**DATA SHOWN:**
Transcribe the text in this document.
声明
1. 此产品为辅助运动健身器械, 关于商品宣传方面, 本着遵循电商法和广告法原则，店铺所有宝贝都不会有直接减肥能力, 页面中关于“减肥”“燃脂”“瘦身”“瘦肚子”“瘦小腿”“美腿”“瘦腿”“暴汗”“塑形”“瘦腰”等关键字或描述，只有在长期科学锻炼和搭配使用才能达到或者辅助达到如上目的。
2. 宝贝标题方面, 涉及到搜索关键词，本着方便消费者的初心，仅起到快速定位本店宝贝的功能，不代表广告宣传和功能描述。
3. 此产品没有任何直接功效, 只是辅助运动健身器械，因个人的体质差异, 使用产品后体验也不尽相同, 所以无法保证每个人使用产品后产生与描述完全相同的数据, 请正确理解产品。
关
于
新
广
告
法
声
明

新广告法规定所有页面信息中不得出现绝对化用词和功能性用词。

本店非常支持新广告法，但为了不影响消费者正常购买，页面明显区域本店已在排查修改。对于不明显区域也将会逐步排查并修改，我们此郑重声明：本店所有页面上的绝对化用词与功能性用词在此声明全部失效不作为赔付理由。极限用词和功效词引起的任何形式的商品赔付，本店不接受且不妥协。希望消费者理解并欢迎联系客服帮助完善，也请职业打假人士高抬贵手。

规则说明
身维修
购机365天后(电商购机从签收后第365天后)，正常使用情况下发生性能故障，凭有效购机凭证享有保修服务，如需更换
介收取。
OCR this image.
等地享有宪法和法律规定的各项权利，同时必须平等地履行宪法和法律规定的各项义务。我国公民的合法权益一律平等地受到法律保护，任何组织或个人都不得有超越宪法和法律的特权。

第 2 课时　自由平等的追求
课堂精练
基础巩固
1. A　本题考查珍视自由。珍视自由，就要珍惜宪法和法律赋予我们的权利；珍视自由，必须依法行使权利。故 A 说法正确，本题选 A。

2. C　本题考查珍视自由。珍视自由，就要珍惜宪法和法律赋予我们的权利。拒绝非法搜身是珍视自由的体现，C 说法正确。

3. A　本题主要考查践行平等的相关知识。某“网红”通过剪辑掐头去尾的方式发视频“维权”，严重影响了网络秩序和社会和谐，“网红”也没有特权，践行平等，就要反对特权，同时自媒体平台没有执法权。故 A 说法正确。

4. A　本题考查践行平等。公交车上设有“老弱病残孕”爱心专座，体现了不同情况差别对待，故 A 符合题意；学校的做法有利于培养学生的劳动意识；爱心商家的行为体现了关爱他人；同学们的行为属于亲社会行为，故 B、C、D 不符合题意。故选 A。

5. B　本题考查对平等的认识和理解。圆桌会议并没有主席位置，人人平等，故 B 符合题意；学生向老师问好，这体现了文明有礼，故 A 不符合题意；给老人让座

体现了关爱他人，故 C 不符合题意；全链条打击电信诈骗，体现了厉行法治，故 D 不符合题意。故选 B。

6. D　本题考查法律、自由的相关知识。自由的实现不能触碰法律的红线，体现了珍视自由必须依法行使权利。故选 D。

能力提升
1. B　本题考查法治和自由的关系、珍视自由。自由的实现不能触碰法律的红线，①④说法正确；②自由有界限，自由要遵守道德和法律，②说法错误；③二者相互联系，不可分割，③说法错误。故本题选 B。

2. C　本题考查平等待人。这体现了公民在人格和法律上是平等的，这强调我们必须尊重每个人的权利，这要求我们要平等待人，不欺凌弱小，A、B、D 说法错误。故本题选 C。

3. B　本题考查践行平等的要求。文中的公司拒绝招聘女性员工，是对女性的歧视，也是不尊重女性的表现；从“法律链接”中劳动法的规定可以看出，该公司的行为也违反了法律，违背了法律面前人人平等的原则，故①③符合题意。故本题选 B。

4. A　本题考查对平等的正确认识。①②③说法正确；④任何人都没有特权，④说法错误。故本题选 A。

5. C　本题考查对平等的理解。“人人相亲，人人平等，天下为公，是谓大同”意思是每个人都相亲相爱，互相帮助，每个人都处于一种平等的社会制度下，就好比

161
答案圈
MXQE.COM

**REQUIRED TASK:** Repeat, exactly and only, the lines above from the one containing "OCR this image." through the end of the material.

**EXERCISE RESULT:**
OCR this image.
等地享有宪法和法律规定的各项权利，同时必须平等地履行宪法和法律规定的各项义务。我国公民的合法权益一律平等地受到法律保护，任何组织或个人都不得有超越宪法和法律的特权。

第 2 课时　自由平等的追求
课堂精练
基础巩固
1. A　本题考查珍视自由。珍视自由，就要珍惜宪法和法律赋予我们的权利；珍视自由，必须依法行使权利。故 A 说法正确，本题选 A。

2. C　本题考查珍视自由。珍视自由，就要珍惜宪法和法律赋予我们的权利。拒绝非法搜身是珍视自由的体现，C 说法正确。

3. A　本题主要考查践行平等的相关知识。某“网红”通过剪辑掐头去尾的方式发视频“维权”，严重影响了网络秩序和社会和谐，“网红”也没有特权，践行平等，就要反对特权，同时自媒体平台没有执法权。故 A 说法正确。

4. A　本题考查践行平等。公交车上设有“老弱病残孕”爱心专座，体现了不同情况差别对待，故 A 符合题意；学校的做法有利于培养学生的劳动意识；爱心商家的行为体现了关爱他人；同学们的行为属于亲社会行为，故 B、C、D 不符合题意。故选 A。

5. B　本题考查对平等的认识和理解。圆桌会议并没有主席位置，人人平等，故 B 符合题意；学生向老师问好，这体现了文明有礼，故 A 不符合题意；给老人让座

体现了关爱他人，故 C 不符合题意；全链条打击电信诈骗，体现了厉行法治，故 D 不符合题意。故选 B。

6. D　本题考查法律、自由的相关知识。自由的实现不能触碰法律的红线，体现了珍视自由必须依法行使权利。故选 D。

能力提升
1. B　本题考查法治和自由的关系、珍视自由。自由的实现不能触碰法律的红线，①④说法正确；②自由有界限，自由要遵守道德和法律，②说法错误；③二者相互联系，不可分割，③说法错误。故本题选 B。

2. C　本题考查平等待人。这体现了公民在人格和法律上是平等的，这强调我们必须尊重每个人的权利，这要求我们要平等待人，不欺凌弱小，A、B、D 说法错误。故本题选 C。

3. B　本题考查践行平等的要求。文中的公司拒绝招聘女性员工，是对女性的歧视，也是不尊重女性的表现；从“法律链接”中劳动法的规定可以看出，该公司的行为也违反了法律，违背了法律面前人人平等的原则，故①③符合题意。故本题选 B。

4. A　本题考查对平等的正确认识。①②③说法正确；④任何人都没有特权，④说法错误。故本题选 A。

5. C　本题考查对平等的理解。“人人相亲，人人平等，天下为公，是谓大同”意思是每个人都相亲相爱，互相帮助，每个人都处于一种平等的社会制度下，就好比

161
答案圈
MXQE.COM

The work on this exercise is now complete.